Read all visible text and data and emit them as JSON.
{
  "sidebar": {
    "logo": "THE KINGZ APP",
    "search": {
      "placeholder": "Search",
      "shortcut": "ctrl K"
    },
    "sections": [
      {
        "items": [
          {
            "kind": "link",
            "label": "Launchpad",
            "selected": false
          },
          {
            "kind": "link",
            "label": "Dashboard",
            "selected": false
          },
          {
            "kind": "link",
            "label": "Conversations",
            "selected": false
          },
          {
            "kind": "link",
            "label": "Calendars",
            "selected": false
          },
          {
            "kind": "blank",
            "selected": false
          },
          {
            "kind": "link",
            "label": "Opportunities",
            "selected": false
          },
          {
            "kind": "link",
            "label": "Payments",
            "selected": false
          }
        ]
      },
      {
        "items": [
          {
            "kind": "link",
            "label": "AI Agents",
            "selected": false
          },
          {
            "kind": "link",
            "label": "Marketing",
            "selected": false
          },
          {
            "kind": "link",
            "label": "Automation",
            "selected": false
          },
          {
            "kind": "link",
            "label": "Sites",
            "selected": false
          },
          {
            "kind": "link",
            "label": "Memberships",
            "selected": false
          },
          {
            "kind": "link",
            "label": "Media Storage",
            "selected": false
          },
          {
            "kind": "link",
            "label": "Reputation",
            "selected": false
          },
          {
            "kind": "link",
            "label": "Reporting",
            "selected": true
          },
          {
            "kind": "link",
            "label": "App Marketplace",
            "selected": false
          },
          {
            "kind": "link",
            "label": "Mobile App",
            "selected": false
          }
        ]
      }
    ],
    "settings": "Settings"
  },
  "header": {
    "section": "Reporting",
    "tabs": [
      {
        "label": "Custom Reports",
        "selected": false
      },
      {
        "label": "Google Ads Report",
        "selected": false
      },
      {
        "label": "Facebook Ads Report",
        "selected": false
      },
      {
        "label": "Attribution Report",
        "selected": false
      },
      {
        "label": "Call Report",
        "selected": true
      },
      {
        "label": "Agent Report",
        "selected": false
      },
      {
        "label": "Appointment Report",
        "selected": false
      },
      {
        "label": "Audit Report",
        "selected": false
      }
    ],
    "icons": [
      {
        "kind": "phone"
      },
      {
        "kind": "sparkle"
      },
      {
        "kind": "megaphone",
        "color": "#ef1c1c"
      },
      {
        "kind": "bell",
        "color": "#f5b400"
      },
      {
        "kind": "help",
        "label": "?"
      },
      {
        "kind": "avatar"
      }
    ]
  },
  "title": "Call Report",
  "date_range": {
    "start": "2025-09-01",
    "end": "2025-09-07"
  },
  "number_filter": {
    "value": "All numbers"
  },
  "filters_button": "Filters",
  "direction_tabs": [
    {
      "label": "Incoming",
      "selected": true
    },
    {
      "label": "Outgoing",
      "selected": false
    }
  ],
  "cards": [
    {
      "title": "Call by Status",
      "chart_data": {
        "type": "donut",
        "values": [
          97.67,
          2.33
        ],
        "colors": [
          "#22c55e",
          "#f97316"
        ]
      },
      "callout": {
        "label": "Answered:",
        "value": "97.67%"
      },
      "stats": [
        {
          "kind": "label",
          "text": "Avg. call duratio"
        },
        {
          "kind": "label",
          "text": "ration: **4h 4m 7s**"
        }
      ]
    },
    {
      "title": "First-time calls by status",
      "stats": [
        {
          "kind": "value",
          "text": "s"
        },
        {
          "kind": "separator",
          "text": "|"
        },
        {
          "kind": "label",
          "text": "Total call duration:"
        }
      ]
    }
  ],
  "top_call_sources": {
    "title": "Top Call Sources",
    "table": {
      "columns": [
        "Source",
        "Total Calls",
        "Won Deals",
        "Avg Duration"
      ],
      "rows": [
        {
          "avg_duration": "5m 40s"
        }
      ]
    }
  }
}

- [Direction] Print back all the lines verbatim.

- [Finished answer]
Read all visible text and data and emit them as JSON.
{
  "sidebar": {
    "logo": "THE KINGZ APP",
    "search": {
      "placeholder": "Search",
      "shortcut": "ctrl K"
    },
    "sections": [
      {
        "items": [
          {
            "kind": "link",
            "label": "Launchpad",
            "selected": false
          },
          {
            "kind": "link",
            "label": "Dashboard",
            "selected": false
          },
          {
            "kind": "link",
            "label": "Conversations",
            "selected": false
          },
          {
            "kind": "link",
            "label": "Calendars",
            "selected": false
          },
          {
            "kind": "blank",
            "selected": false
          },
          {
            "kind": "link",
            "label": "Opportunities",
            "selected": false
          },
          {
            "kind": "link",
            "label": "Payments",
            "selected": false
          }
        ]
      },
      {
        "items": [
          {
            "kind": "link",
            "label": "AI Agents",
            "selected": false
          },
          {
            "kind": "link",
            "label": "Marketing",
            "selected": false
          },
          {
            "kind": "link",
            "label": "Automation",
            "selected": false
          },
          {
            "kind": "link",
            "label": "Sites",
            "selected": false
          },
          {
            "kind": "link",
            "label": "Memberships",
            "selected": false
          },
          {
            "kind": "link",
            "label": "Media Storage",
            "selected": false
          },
          {
            "kind": "link",
            "label": "Reputation",
            "selected": false
          },
          {
            "kind": "link",
            "label": "Reporting",
            "selected": true
          },
          {
            "kind": "link",
            "label": "App Marketplace",
            "selected": false
          },
          {
            "kind": "link",
            "label": "Mobile App",
            "selected": false
          }
        ]
      }
    ],
    "settings": "Settings"
  },
  "header": {
    "section": "Reporting",
    "tabs": [
      {
        "label": "Custom Reports",
        "selected": false
      },
      {
        "label": "Google Ads Report",
        "selected": false
      },
      {
        "label": "Facebook Ads Report",
        "selected": false
      },
      {
        "label": "Attribution Report",
        "selected": false
      },
      {
        "label": "Call Report",
        "selected": true
      },
      {
        "label": "Agent Report",
        "selected": false
      },
      {
        "label": "Appointment Report",
        "selected": false
      },
      {
        "label": "Audit Report",
        "selected": false
      }
    ],
    "icons": [
      {
        "kind": "phone"
      },
      {
        "kind": "sparkle"
      },
      {
        "kind": "megaphone",
        "color": "#ef1c1c"
      },
      {
        "kind": "bell",
        "color": "#f5b400"
      },
      {
        "kind": "help",
        "label": "?"
      },
      {
        "kind": "avatar"
      }
    ]
  },
  "title": "Call Report",
  "date_range": {
    "start": "2025-09-01",
    "end": "2025-09-07"
  },
  "number_filter": {
    "value": "All numbers"
  },
  "filters_button": "Filters",
  "direction_tabs": [
    {
      "label": "Incoming",
      "selected": true
    },
    {
      "label": "Outgoing",
      "selected": false
    }
  ],
  "cards": [
    {
      "title": "Call by Status",
      "chart_data": {
        "type": "donut",
        "values": [
          97.67,
          2.33
        ],
        "colors": [
          "#22c55e",
          "#f97316"
        ]
      },
      "callout": {
        "label": "Answered:",
        "value": "97.67%"
      },
      "stats": [
        {
          "kind": "label",
          "text": "Avg. call duratio"
        },
        {
          "kind": "label",
          "text": "ration: **4h 4m 7s**"
        }
      ]
    },
    {
      "title": "First-time calls by status",
      "stats": [
        {
          "kind": "value",
          "text": "s"
        },
        {
          "kind": "separator",
          "text": "|"
        },
        {
          "kind": "label",
          "text": "Total call duration:"
        }
      ]
    }
  ],
  "top_call_sources": {
    "title": "Top Call Sources",
    "table": {
      "columns": [
        "Source",
        "Total Calls",
        "Won Deals",
        "Avg Duration"
      ],
      "rows": [
        {
          "avg_duration": "5m 40s"
        }
      ]
    }
  }
}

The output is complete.